▶ _GIVEN INSTRUCTION_
Every record must be repeated exactly, with no omission.

▶ _MATERIAL SHOWN_
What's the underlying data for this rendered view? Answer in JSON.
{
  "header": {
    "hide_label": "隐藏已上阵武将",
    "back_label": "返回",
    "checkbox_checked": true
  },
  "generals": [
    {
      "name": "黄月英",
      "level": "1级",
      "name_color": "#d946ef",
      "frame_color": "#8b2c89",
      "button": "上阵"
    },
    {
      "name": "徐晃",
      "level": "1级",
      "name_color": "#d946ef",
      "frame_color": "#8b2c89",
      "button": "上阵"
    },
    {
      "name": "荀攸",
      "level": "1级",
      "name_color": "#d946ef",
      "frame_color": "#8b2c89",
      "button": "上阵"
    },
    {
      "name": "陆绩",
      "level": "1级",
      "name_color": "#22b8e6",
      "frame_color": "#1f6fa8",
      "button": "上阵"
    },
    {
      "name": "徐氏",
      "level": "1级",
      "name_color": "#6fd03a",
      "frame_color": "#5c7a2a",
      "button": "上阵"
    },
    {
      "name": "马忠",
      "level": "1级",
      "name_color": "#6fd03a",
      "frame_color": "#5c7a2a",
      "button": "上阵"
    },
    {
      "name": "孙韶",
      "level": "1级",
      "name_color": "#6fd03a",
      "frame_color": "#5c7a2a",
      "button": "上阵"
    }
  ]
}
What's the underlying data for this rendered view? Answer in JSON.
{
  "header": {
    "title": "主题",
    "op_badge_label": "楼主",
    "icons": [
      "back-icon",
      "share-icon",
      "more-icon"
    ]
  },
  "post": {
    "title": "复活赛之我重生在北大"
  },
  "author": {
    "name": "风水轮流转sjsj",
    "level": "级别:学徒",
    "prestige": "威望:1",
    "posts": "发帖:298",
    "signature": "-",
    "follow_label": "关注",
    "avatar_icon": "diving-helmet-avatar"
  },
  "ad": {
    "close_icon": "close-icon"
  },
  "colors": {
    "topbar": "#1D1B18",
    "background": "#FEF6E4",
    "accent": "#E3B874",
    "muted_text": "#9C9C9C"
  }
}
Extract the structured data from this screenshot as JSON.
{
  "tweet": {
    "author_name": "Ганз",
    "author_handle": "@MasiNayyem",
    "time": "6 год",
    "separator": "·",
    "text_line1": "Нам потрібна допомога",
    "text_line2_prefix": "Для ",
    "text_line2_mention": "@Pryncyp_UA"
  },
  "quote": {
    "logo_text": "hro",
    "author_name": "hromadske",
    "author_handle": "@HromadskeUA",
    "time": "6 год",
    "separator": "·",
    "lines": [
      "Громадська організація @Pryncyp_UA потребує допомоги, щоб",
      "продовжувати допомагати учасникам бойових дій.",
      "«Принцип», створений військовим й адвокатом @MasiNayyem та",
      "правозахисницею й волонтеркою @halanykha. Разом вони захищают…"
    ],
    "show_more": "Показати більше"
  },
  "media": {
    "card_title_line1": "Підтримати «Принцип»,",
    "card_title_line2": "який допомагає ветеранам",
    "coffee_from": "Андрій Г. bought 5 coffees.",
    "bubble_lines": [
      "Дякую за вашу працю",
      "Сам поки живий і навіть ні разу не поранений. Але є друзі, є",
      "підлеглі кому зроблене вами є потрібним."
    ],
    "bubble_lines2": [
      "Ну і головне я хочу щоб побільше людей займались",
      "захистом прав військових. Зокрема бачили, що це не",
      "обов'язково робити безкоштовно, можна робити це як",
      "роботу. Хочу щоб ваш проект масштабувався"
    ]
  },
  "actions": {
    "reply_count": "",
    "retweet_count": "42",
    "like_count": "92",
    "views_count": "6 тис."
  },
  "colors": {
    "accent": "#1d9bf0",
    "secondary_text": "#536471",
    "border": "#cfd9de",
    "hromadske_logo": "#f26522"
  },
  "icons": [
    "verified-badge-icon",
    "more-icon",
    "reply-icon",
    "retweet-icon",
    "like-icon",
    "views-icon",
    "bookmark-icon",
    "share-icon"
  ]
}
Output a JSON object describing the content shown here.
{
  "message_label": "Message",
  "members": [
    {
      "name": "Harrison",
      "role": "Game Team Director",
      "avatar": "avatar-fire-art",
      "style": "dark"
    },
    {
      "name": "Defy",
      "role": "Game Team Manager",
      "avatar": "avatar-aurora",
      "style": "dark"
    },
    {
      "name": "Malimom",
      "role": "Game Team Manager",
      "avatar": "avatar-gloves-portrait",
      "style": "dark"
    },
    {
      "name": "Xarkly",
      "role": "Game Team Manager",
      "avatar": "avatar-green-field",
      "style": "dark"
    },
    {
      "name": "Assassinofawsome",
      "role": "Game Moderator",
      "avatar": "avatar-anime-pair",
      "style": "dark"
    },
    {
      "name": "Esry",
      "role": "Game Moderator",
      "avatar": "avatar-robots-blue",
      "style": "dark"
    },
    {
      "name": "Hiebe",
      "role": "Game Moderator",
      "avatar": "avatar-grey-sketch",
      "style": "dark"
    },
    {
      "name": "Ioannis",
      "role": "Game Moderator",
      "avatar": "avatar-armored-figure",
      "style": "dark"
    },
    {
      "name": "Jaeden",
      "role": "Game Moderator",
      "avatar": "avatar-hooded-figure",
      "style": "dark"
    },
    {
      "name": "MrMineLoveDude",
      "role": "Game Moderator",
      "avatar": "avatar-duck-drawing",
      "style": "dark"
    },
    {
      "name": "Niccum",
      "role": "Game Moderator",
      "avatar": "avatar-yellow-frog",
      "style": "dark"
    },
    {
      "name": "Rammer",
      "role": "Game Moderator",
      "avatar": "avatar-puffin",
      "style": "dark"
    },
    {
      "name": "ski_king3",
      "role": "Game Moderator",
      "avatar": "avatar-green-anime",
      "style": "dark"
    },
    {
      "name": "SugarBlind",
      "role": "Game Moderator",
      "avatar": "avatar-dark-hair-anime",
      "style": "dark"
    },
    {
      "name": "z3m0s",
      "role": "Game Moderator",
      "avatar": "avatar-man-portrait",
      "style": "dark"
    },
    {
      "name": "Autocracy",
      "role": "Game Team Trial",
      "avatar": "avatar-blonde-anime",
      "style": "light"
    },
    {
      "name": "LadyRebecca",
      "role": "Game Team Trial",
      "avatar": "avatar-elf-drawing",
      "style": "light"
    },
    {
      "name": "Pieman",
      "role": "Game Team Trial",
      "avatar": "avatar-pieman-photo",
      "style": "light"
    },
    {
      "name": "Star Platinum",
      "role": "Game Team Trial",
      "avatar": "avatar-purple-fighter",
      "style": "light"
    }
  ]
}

▶ _TASK RESPONSE_
What's the underlying data for this rendered view? Answer in JSON.
{
  "header": {
    "hide_label": "隐藏已上阵武将",
    "back_label": "返回",
    "checkbox_checked": true
  },
  "generals": [
    {
      "name": "黄月英",
      "level": "1级",
      "name_color": "#d946ef",
      "frame_color": "#8b2c89",
      "button": "上阵"
    },
    {
      "name": "徐晃",
      "level": "1级",
      "name_color": "#d946ef",
      "frame_color": "#8b2c89",
      "button": "上阵"
    },
    {
      "name": "荀攸",
      "level": "1级",
      "name_color": "#d946ef",
      "frame_color": "#8b2c89",
      "button": "上阵"
    },
    {
      "name": "陆绩",
      "level": "1级",
      "name_color": "#22b8e6",
      "frame_color": "#1f6fa8",
      "button": "上阵"
    },
    {
      "name": "徐氏",
      "level": "1级",
      "name_color": "#6fd03a",
      "frame_color": "#5c7a2a",
      "button": "上阵"
    },
    {
      "name": "马忠",
      "level": "1级",
      "name_color": "#6fd03a",
      "frame_color": "#5c7a2a",
      "button": "上阵"
    },
    {
      "name": "孙韶",
      "level": "1级",
      "name_color": "#6fd03a",
      "frame_color": "#5c7a2a",
      "button": "上阵"
    }
  ]
}
What's the underlying data for this rendered view? Answer in JSON.
{
  "header": {
    "title": "主题",
    "op_badge_label": "楼主",
    "icons": [
      "back-icon",
      "share-icon",
      "more-icon"
    ]
  },
  "post": {
    "title": "复活赛之我重生在北大"
  },
  "author": {
    "name": "风水轮流转sjsj",
    "level": "级别:学徒",
    "prestige": "威望:1",
    "posts": "发帖:298",
    "signature": "-",
    "follow_label": "关注",
    "avatar_icon": "diving-helmet-avatar"
  },
  "ad": {
    "close_icon": "close-icon"
  },
  "colors": {
    "topbar": "#1D1B18",
    "background": "#FEF6E4",
    "accent": "#E3B874",
    "muted_text": "#9C9C9C"
  }
}
Extract the structured data from this screenshot as JSON.
{
  "tweet": {
    "author_name": "Ганз",
    "author_handle": "@MasiNayyem",
    "time": "6 год",
    "separator": "·",
    "text_line1": "Нам потрібна допомога",
    "text_line2_prefix": "Для ",
    "text_line2_mention": "@Pryncyp_UA"
  },
  "quote": {
    "logo_text": "hro",
    "author_name": "hromadske",
    "author_handle": "@HromadskeUA",
    "time": "6 год",
    "separator": "·",
    "lines": [
      "Громадська організація @Pryncyp_UA потребує допомоги, щоб",
      "продовжувати допомагати учасникам бойових дій.",
      "«Принцип», створений військовим й адвокатом @MasiNayyem та",
      "правозахисницею й волонтеркою @halanykha. Разом вони захищают…"
    ],
    "show_more": "Показати більше"
  },
  "media": {
    "card_title_line1": "Підтримати «Принцип»,",
    "card_title_line2": "який допомагає ветеранам",
    "coffee_from": "Андрій Г. bought 5 coffees.",
    "bubble_lines": [
      "Дякую за вашу працю",
      "Сам поки живий і навіть ні разу не поранений. Але є друзі, є",
      "підлеглі кому зроблене вами є потрібним."
    ],
    "bubble_lines2": [
      "Ну і головне я хочу щоб побільше людей займались",
      "захистом прав військових. Зокрема бачили, що це не",
      "обов'язково робити безкоштовно, можна робити це як",
      "роботу. Хочу щоб ваш проект масштабувався"
    ]
  },
  "actions": {
    "reply_count": "",
    "retweet_count": "42",
    "like_count": "92",
    "views_count": "6 тис."
  },
  "colors": {
    "accent": "#1d9bf0",
    "secondary_text": "#536471",
    "border": "#cfd9de",
    "hromadske_logo": "#f26522"
  },
  "icons": [
    "verified-badge-icon",
    "more-icon",
    "reply-icon",
    "retweet-icon",
    "like-icon",
    "views-icon",
    "bookmark-icon",
    "share-icon"
  ]
}
Output a JSON object describing the content shown here.
{
  "message_label": "Message",
  "members": [
    {
      "name": "Harrison",
      "role": "Game Team Director",
      "avatar": "avatar-fire-art",
      "style": "dark"
    },
    {
      "name": "Defy",
      "role": "Game Team Manager",
      "avatar": "avatar-aurora",
      "style": "dark"
    },
    {
      "name": "Malimom",
      "role": "Game Team Manager",
      "avatar": "avatar-gloves-portrait",
      "style": "dark"
    },
    {
      "name": "Xarkly",
      "role": "Game Team Manager",
      "avatar": "avatar-green-field",
      "style": "dark"
    },
    {
      "name": "Assassinofawsome",
      "role": "Game Moderator",
      "avatar": "avatar-anime-pair",
      "style": "dark"
    },
    {
      "name": "Esry",
      "role": "Game Moderator",
      "avatar": "avatar-robots-blue",
      "style": "dark"
    },
    {
      "name": "Hiebe",
      "role": "Game Moderator",
      "avatar": "avatar-grey-sketch",
      "style": "dark"
    },
    {
      "name": "Ioannis",
      "role": "Game Moderator",
      "avatar": "avatar-armored-figure",
      "style": "dark"
    },
    {
      "name": "Jaeden",
      "role": "Game Moderator",
      "avatar": "avatar-hooded-figure",
      "style": "dark"
    },
    {
      "name": "MrMineLoveDude",
      "role": "Game Moderator",
      "avatar": "avatar-duck-drawing",
      "style": "dark"
    },
    {
      "name": "Niccum",
      "role": "Game Moderator",
      "avatar": "avatar-yellow-frog",
      "style": "dark"
    },
    {
      "name": "Rammer",
      "role": "Game Moderator",
      "avatar": "avatar-puffin",
      "style": "dark"
    },
    {
      "name": "ski_king3",
      "role": "Game Moderator",
      "avatar": "avatar-green-anime",
      "style": "dark"
    },
    {
      "name": "SugarBlind",
      "role": "Game Moderator",
      "avatar": "avatar-dark-hair-anime",
      "style": "dark"
    },
    {
      "name": "z3m0s",
      "role": "Game Moderator",
      "avatar": "avatar-man-portrait",
      "style": "dark"
    },
    {
      "name": "Autocracy",
      "role": "Game Team Trial",
      "avatar": "avatar-blonde-anime",
      "style": "light"
    },
    {
      "name": "LadyRebecca",
      "role": "Game Team Trial",
      "avatar": "avatar-elf-drawing",
      "style": "light"
    },
    {
      "name": "Pieman",
      "role": "Game Team Trial",
      "avatar": "avatar-pieman-photo",
      "style": "light"
    },
    {
      "name": "Star Platinum",
      "role": "Game Team Trial",
      "avatar": "avatar-purple-fighter",
      "style": "light"
    }
  ]
}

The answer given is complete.